Check each line of the listing below for the string "zoom", and give only how many lines hold it.

■ **DATASET RECORDS**
——
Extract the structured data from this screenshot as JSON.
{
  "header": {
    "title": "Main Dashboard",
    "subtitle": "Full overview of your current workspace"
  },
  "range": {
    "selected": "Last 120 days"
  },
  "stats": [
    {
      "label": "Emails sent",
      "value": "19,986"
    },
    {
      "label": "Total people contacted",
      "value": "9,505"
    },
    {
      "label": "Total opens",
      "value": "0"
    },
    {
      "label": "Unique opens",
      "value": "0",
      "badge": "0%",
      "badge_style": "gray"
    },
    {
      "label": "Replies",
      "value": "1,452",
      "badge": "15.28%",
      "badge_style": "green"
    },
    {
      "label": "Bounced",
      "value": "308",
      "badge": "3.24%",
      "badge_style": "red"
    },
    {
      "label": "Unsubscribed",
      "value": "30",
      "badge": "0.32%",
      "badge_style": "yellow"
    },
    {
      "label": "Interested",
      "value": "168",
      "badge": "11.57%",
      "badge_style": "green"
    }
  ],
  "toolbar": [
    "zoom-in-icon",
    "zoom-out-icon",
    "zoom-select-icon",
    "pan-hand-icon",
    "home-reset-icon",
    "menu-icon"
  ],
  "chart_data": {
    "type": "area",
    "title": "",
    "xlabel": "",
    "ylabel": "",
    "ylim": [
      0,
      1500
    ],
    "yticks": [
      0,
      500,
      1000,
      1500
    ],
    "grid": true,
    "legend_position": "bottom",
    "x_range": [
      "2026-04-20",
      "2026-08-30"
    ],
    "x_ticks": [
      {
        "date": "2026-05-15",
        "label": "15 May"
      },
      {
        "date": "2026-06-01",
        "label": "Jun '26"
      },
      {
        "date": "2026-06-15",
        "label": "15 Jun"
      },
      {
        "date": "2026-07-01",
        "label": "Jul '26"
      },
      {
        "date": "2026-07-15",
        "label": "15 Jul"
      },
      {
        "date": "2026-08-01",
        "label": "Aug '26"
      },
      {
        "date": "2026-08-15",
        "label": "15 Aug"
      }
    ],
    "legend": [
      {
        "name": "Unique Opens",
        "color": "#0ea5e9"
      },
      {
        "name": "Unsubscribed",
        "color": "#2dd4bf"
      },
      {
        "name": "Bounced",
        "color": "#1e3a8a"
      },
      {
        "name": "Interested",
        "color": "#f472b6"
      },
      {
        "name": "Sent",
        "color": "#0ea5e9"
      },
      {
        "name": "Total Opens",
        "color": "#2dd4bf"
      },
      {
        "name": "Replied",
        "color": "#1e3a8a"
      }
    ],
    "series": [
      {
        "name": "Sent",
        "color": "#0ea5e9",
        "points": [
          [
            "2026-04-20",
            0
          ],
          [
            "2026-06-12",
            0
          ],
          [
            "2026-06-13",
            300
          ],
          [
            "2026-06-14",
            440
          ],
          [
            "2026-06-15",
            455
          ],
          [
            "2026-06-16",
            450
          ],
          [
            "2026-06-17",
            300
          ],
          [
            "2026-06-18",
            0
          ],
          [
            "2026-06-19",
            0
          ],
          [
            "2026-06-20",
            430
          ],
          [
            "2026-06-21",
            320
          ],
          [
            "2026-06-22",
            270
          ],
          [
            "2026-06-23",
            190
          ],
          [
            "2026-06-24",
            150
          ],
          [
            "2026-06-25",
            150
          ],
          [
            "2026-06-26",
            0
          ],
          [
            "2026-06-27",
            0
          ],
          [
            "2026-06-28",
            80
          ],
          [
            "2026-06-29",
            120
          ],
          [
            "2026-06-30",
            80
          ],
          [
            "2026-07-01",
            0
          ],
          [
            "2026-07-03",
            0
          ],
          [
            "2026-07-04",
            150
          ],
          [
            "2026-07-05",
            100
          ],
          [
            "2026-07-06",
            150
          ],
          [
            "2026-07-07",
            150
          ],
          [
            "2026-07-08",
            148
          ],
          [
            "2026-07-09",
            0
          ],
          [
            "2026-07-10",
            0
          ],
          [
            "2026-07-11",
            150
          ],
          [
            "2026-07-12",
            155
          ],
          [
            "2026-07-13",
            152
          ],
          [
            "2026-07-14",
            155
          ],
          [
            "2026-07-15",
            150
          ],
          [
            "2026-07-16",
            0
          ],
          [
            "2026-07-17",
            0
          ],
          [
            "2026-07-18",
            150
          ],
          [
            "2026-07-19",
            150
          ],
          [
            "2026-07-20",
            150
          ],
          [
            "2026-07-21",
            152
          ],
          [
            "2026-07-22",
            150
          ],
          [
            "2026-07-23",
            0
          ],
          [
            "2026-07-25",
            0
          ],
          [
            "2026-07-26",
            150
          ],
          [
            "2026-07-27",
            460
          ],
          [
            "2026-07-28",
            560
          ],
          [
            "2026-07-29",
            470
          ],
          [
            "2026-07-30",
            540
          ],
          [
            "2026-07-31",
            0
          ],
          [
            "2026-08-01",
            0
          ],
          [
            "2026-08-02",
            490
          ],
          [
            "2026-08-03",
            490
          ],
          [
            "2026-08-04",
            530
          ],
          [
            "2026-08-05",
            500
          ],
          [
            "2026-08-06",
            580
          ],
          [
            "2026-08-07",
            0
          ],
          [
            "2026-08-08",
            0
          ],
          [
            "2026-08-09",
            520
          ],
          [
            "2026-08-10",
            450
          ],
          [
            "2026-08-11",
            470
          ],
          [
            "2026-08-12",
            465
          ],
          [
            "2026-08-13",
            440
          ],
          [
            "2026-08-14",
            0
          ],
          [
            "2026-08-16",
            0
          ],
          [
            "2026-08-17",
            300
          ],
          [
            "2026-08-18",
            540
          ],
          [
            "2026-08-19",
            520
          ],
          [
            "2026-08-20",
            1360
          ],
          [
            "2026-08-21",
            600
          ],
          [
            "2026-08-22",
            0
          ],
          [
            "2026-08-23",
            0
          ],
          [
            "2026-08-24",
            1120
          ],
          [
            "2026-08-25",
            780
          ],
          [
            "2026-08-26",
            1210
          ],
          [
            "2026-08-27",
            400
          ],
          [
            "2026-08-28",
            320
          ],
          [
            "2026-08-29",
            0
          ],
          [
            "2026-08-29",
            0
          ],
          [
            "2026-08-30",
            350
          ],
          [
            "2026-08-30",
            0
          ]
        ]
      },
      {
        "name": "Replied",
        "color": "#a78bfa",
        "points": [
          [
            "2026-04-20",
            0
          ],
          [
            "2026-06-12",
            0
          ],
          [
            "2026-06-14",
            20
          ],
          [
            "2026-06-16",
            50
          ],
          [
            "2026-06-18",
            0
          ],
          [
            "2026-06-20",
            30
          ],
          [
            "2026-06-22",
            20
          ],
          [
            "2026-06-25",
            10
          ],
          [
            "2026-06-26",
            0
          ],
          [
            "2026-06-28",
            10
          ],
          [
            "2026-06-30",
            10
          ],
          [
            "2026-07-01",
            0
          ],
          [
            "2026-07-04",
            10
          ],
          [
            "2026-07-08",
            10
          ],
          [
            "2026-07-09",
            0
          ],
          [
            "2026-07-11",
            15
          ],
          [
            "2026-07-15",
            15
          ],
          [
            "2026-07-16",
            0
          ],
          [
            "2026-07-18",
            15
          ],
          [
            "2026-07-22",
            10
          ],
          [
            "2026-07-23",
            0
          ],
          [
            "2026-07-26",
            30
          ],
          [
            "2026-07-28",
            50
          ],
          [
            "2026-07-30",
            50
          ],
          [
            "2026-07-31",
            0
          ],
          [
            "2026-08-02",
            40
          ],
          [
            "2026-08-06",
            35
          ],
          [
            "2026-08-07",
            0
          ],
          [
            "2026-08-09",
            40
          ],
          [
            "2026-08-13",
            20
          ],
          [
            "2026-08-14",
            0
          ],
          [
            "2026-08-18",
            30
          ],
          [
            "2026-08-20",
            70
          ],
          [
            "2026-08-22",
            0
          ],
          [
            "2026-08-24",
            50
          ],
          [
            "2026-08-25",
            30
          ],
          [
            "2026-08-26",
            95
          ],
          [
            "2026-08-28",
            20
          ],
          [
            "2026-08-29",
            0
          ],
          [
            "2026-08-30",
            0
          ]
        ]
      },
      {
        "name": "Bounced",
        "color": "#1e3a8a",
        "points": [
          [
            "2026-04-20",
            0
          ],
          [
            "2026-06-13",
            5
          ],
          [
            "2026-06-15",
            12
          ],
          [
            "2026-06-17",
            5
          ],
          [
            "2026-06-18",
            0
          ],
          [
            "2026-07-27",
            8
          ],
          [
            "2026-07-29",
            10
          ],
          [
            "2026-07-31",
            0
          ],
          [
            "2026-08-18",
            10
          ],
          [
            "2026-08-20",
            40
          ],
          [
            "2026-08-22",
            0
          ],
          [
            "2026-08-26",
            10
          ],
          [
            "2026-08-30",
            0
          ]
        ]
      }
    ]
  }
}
——
■ **ANSWER TO THE PROBLEM**
3